▶ [Input material]:
========

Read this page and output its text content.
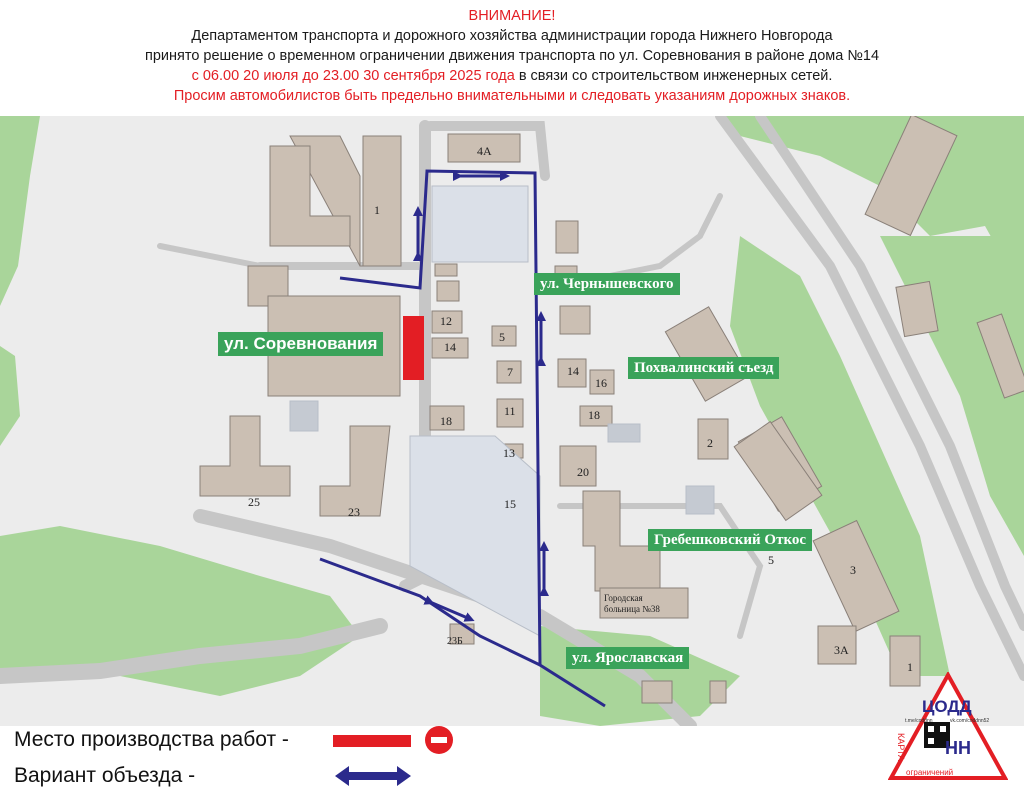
ВНИМАНИЕ!
Департаментом транспорта и дорожного хозяйства администрации города Нижнего Новгорода
принято решение о временном ограничении движения транспорта по ул. Соревнования в районе дома №14
с 06.00 20 июля до 23.00 30 сентября 2025 года в связи со строительством инженерных сетей.
Просим автомобилистов быть предельно внимательными и следовать указаниям дорожных знаков.
ул. Соревнования
ул. Чернышевского
Похвалинский съезд
Гребешковский Откос
ул. Ярославская
4А
1
12
14
5
7
11
13
15
18
25
23
23Б
14
16
18
20
2
5
3
3А
1
Городская
больница №38
Место производства работ -
Вариант объезда -
ЦОДД
НН
КАРТА
ограничений
t.me/coddnn	vk.com/coddnn52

========

▶ [What needs to be done]: Give the data again exactly as written, with all pictures left out.

▶ [Answer to the task]:
Read this page and output its text content.
ВНИМАНИЕ!
Департаментом транспорта и дорожного хозяйства администрации города Нижнего Новгорода
принято решение о временном ограничении движения транспорта по ул. Соревнования в районе дома №14
с 06.00 20 июля до 23.00 30 сентября 2025 года в связи со строительством инженерных сетей.
Просим автомобилистов быть предельно внимательными и следовать указаниям дорожных знаков.
ул. Соревнования
ул. Чернышевского
Похвалинский съезд
Гребешковский Откос
ул. Ярославская
4А
1
12
14
5
7
11
13
15
18
25
23
23Б
14
16
18
20
2
5
3
3А
1
Городская
больница №38
Место производства работ -
Вариант объезда -
ЦОДД
НН
КАРТА
ограничений
t.me/coddnn	vk.com/coddnn52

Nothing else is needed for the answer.